TO DO - Filter the entries that follow, copying every line in which the word "theme" appears.

Stored entries:
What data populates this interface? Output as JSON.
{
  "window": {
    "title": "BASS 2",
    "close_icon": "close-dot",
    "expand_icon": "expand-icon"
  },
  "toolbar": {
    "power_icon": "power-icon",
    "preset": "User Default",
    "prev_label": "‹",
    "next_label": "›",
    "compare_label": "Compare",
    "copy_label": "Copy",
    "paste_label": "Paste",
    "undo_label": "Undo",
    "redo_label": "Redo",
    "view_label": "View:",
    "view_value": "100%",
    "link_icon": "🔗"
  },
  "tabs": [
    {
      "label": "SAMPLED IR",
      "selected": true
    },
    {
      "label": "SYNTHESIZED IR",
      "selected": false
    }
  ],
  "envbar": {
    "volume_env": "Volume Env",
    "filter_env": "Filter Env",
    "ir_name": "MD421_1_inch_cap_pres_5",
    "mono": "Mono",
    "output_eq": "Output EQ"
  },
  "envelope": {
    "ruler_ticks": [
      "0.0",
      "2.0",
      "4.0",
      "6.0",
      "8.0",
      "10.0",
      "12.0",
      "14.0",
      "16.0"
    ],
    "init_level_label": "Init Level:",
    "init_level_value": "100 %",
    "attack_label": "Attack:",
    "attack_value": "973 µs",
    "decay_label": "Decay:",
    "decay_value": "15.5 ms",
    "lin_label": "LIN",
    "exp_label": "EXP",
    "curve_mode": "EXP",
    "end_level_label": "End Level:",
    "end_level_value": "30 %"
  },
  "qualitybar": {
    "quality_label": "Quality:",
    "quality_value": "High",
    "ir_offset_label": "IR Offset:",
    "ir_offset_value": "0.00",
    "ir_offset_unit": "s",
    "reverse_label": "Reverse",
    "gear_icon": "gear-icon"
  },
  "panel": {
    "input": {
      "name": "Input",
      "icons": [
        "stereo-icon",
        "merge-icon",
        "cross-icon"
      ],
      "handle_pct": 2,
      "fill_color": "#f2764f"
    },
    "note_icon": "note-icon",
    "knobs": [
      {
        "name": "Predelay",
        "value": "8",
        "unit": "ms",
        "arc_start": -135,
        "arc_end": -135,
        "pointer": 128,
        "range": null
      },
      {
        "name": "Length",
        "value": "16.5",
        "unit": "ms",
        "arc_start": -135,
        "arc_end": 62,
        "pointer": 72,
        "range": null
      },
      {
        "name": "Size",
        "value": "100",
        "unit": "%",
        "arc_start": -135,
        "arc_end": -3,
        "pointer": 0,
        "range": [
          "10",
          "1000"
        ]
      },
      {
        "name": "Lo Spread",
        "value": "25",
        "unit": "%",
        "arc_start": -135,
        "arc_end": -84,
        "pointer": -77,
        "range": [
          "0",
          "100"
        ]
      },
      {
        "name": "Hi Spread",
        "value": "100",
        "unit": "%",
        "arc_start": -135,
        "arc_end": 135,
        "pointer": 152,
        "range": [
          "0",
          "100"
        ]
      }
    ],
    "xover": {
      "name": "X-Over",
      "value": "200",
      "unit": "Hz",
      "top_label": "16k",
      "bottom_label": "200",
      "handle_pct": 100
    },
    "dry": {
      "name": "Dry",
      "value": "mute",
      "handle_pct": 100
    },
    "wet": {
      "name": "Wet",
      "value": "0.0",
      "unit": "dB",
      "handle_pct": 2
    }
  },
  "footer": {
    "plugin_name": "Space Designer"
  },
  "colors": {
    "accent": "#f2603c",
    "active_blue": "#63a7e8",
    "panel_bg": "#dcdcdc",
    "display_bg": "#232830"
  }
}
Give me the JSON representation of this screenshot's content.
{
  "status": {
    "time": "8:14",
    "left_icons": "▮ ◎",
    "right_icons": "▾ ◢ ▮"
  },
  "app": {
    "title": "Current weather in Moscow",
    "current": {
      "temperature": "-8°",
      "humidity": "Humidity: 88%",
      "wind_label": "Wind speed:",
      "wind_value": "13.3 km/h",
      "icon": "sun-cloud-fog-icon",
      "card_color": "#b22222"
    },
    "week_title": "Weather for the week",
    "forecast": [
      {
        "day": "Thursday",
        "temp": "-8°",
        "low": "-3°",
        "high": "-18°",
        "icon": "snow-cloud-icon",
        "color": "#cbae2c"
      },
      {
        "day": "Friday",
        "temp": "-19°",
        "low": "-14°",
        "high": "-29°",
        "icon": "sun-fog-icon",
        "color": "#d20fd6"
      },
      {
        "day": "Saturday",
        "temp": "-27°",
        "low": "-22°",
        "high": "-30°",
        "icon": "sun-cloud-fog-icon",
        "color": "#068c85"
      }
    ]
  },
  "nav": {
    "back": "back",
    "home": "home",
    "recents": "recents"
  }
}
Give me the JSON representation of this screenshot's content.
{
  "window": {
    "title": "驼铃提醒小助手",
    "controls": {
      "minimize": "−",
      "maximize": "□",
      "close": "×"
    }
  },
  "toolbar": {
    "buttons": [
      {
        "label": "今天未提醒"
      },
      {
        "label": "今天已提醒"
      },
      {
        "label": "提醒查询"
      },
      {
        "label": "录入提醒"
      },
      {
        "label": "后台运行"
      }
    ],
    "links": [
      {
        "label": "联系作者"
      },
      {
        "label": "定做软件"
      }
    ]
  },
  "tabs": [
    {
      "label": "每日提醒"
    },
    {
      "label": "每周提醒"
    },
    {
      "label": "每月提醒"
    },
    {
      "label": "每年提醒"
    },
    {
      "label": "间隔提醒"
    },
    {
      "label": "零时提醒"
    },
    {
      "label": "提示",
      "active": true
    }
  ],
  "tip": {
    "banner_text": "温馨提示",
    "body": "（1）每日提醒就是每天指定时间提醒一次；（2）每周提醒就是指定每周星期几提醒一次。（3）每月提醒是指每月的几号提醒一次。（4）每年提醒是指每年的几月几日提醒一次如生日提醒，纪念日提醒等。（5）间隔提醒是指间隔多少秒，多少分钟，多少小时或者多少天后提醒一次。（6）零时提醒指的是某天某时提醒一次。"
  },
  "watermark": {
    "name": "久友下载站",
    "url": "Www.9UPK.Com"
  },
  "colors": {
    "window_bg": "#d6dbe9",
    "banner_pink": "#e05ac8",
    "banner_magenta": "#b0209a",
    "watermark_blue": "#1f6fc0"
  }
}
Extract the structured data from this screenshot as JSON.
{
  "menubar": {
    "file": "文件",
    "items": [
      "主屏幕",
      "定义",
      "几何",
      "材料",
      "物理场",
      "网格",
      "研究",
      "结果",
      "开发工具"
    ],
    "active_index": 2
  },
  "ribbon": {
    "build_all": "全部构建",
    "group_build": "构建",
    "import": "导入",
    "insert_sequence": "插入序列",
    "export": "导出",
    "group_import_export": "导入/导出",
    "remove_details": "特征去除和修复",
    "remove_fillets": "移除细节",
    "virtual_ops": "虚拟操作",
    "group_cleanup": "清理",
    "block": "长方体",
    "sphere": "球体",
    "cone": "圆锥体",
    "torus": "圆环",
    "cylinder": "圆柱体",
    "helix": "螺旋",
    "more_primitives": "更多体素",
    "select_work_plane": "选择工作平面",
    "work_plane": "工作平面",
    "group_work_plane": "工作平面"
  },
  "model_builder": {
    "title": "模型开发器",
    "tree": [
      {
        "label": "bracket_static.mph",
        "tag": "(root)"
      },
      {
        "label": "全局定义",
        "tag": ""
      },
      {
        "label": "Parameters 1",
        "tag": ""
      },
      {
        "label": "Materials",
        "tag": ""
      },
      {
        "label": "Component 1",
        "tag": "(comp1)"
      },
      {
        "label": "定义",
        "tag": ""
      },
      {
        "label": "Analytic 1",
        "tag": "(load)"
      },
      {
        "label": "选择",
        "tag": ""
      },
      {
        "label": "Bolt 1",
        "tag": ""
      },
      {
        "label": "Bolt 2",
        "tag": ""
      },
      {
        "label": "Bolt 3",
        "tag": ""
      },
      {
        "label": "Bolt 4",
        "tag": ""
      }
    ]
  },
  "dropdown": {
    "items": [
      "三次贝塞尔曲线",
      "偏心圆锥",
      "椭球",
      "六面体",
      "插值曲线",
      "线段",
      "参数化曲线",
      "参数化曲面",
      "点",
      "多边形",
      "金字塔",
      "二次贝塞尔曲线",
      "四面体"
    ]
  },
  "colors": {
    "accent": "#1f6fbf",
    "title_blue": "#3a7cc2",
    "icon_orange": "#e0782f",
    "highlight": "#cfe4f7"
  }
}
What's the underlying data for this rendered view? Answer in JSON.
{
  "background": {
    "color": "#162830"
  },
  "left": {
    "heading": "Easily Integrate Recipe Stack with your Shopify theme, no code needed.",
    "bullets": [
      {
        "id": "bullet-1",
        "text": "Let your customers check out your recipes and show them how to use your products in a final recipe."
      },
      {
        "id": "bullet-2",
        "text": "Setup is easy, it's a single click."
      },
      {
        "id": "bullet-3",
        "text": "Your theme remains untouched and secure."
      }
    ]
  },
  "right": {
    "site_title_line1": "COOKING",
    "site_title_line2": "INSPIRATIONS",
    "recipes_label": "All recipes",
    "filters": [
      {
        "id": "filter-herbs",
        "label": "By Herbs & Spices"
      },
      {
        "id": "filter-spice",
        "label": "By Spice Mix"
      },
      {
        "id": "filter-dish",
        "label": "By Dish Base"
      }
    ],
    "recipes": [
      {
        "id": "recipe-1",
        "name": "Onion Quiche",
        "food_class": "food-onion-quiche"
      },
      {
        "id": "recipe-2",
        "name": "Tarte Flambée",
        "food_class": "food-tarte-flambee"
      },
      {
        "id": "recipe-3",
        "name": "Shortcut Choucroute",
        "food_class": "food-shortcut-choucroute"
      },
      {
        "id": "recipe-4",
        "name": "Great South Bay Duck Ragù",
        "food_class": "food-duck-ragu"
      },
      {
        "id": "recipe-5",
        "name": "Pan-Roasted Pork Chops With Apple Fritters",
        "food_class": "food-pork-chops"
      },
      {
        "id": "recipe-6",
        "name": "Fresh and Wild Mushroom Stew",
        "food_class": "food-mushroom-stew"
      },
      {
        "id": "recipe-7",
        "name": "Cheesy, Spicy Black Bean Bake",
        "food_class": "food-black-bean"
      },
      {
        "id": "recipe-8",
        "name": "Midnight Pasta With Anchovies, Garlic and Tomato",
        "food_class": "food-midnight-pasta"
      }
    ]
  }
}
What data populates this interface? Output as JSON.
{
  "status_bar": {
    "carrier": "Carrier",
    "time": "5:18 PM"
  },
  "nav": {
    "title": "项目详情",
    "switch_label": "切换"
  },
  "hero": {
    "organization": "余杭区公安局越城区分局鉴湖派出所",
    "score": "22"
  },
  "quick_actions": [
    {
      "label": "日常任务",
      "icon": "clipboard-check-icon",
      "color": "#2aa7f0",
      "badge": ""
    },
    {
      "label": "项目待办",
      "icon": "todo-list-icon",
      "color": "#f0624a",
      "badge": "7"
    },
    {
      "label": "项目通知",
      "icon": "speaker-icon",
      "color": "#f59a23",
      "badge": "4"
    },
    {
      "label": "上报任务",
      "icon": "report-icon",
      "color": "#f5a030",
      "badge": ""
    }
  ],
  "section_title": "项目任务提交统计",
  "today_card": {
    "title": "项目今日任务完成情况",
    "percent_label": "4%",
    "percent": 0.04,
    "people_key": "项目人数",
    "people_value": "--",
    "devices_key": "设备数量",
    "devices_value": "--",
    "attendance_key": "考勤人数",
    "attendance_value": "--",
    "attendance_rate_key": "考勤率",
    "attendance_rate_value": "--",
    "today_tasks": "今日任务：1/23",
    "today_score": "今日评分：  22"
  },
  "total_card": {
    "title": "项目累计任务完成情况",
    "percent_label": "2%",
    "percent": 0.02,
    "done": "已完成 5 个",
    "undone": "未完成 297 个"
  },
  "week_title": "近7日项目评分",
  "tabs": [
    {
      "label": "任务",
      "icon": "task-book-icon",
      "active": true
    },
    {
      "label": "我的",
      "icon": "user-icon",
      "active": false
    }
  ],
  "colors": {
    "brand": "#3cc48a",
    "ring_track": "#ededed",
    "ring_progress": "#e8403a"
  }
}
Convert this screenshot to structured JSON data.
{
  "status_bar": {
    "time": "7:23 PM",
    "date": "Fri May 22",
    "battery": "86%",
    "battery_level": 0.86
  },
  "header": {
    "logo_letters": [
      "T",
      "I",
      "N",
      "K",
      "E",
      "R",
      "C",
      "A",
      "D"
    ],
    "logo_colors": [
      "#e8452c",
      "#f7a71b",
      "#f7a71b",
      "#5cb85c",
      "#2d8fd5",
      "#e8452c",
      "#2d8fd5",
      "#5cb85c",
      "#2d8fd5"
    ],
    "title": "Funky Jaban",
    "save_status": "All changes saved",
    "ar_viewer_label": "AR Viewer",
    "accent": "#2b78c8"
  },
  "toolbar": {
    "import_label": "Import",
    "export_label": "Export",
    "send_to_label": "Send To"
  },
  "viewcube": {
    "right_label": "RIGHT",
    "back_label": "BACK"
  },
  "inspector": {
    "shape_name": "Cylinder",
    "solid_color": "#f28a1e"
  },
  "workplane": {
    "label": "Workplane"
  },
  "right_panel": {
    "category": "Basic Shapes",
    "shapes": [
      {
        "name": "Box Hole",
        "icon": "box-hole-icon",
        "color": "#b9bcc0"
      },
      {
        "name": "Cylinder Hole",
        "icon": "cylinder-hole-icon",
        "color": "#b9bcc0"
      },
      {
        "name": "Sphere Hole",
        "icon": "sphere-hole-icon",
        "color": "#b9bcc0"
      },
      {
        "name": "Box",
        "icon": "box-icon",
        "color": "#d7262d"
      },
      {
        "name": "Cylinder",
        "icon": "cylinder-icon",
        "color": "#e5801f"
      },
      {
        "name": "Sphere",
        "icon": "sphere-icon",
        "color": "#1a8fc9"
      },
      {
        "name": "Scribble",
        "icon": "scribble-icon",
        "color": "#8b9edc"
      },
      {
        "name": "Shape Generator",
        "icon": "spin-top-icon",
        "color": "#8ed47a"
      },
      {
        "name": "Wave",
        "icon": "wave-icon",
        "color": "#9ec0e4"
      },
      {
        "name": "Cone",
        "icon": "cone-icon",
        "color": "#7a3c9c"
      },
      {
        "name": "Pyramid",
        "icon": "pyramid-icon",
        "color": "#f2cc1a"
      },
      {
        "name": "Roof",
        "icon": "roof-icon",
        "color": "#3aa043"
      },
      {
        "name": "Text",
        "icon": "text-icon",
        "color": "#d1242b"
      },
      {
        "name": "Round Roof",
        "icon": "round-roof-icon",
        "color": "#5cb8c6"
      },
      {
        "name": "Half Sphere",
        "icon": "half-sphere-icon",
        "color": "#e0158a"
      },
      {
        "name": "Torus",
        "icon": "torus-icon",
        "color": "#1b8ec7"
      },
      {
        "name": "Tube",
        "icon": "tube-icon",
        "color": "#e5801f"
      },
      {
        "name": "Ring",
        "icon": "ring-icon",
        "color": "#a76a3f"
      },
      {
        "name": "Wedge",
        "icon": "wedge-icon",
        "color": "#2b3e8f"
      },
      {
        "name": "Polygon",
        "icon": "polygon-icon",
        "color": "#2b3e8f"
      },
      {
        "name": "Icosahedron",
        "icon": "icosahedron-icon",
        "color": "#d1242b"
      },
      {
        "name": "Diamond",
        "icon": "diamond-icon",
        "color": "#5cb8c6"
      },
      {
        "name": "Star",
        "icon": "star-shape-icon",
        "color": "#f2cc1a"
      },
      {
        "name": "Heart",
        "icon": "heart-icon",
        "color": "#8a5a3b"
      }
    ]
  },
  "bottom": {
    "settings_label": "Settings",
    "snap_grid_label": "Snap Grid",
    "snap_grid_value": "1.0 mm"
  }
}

PROBLEM SOLUTION -
    "heading": "Easily Integrate Recipe Stack with your Shopify theme, no code needed.",
        "text": "Your theme remains untouched and secure."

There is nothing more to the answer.